** START DATA ROWS **

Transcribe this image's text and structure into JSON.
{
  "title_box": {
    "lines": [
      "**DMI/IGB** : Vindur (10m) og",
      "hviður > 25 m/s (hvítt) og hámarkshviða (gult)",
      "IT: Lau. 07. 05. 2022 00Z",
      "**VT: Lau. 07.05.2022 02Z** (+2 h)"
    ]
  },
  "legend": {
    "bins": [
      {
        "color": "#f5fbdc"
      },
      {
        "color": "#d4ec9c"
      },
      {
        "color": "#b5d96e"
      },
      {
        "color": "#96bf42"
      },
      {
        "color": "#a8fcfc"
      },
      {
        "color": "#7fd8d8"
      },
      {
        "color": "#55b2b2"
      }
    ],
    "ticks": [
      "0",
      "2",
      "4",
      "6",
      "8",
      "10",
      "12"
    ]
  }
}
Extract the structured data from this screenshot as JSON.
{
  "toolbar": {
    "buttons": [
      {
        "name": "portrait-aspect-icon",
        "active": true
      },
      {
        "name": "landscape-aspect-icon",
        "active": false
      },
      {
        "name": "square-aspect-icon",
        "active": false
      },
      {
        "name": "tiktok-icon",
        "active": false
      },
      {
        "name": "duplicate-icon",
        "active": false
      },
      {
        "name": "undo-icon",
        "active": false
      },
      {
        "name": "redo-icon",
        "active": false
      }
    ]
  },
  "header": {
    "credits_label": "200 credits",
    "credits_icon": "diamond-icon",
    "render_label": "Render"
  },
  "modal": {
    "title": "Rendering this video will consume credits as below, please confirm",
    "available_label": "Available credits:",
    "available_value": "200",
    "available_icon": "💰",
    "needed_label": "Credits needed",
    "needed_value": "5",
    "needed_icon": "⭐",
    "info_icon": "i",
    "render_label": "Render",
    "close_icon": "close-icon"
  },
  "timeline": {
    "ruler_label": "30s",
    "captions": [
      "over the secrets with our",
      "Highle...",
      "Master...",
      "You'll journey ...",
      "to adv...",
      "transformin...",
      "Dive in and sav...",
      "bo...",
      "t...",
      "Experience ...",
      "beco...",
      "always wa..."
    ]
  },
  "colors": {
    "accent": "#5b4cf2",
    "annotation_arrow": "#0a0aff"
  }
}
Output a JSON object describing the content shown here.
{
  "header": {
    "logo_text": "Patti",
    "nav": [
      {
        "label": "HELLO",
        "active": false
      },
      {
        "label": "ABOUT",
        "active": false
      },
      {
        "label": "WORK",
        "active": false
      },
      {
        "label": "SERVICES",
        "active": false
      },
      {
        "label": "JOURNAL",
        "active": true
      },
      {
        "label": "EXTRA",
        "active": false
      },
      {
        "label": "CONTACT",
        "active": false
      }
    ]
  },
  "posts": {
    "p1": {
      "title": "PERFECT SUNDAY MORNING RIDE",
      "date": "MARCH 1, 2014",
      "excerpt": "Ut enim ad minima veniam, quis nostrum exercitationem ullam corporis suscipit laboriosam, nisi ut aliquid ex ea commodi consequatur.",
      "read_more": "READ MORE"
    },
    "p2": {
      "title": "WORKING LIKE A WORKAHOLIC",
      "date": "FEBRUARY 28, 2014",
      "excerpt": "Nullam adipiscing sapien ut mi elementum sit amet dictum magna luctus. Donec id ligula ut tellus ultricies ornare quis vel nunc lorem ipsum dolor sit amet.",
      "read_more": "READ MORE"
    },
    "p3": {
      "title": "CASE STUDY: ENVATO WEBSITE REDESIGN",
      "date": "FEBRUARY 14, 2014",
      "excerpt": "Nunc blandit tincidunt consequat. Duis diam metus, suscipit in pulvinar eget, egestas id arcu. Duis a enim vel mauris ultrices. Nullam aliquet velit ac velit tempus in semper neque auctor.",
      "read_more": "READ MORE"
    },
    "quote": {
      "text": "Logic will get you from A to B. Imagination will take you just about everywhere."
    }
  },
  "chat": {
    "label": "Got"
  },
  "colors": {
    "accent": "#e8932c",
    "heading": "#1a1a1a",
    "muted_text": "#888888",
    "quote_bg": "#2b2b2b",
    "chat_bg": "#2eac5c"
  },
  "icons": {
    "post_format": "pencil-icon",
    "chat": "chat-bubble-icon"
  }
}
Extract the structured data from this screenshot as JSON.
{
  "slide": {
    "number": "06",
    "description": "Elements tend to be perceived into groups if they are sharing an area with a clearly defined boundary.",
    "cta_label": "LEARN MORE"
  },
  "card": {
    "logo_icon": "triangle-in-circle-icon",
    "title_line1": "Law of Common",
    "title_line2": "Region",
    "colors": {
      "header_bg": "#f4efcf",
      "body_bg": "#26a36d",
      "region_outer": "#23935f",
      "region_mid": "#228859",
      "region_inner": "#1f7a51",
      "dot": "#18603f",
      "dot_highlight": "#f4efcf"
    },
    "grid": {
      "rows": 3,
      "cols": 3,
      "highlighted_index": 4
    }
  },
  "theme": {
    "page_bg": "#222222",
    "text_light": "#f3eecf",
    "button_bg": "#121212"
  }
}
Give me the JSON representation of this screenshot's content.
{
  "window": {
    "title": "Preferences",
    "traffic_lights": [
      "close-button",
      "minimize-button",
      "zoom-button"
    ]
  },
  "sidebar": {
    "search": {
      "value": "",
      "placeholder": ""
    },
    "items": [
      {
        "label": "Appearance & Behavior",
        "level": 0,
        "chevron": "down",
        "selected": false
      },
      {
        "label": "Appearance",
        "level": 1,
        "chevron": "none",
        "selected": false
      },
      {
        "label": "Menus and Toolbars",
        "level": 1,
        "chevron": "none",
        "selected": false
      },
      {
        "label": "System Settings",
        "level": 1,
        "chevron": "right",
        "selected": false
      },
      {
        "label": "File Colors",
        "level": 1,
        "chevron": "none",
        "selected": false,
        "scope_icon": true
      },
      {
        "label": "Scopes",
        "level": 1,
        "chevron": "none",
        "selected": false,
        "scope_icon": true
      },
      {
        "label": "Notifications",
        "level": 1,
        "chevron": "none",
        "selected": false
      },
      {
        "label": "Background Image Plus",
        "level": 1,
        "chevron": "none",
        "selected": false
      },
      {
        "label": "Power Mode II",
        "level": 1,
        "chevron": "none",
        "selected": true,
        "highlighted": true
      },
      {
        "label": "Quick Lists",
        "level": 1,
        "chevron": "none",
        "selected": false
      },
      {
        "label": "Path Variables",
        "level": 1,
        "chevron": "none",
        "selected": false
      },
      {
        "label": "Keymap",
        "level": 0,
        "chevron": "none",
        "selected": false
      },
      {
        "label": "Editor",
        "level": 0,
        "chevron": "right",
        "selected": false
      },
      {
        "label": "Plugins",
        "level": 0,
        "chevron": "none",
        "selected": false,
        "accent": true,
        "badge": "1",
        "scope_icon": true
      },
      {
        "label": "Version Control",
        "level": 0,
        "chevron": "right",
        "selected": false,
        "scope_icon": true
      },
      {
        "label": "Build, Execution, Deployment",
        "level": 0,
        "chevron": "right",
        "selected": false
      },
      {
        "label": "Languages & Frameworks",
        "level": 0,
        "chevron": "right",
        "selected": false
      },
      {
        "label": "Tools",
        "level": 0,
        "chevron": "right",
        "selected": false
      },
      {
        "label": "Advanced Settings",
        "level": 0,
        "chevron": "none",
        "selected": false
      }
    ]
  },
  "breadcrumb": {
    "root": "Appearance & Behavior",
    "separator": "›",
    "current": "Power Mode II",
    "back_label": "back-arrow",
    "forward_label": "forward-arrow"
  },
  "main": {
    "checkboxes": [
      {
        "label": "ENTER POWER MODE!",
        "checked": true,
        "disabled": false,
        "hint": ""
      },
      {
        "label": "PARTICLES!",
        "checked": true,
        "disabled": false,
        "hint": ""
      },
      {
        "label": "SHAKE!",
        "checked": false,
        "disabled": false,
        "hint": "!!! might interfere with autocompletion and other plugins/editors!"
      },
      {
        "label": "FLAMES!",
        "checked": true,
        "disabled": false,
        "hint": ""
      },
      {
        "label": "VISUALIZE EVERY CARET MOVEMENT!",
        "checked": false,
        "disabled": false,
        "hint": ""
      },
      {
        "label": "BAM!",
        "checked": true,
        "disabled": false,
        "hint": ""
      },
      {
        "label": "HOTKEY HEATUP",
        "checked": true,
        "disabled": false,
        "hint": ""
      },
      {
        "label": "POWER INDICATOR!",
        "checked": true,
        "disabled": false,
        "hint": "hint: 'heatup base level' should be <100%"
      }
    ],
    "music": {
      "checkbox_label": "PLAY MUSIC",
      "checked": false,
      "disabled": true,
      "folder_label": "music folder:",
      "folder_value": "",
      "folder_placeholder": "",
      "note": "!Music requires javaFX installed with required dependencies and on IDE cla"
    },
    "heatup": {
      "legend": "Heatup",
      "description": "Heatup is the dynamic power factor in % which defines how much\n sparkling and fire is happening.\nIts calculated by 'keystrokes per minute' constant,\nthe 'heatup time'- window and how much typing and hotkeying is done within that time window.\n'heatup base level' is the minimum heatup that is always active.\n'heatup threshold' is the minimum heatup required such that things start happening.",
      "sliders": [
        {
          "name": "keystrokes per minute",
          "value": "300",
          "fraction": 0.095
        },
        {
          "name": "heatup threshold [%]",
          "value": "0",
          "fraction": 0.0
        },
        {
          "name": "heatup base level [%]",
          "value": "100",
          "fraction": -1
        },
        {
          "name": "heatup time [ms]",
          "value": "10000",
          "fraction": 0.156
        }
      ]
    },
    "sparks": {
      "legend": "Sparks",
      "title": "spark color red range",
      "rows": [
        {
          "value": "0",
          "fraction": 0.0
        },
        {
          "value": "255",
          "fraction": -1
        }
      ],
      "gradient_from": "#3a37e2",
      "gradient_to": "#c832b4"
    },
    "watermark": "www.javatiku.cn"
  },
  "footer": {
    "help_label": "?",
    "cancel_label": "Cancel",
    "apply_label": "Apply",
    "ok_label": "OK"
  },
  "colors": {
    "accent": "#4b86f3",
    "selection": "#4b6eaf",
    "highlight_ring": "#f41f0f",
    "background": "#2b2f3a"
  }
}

** END DATA ROWS **

PROBLEM DETAILS. Look through the data and show every line containing "Behavior".

FINISHED ANSWER.
        "label": "Appearance & Behavior",
    "root": "Appearance & Behavior",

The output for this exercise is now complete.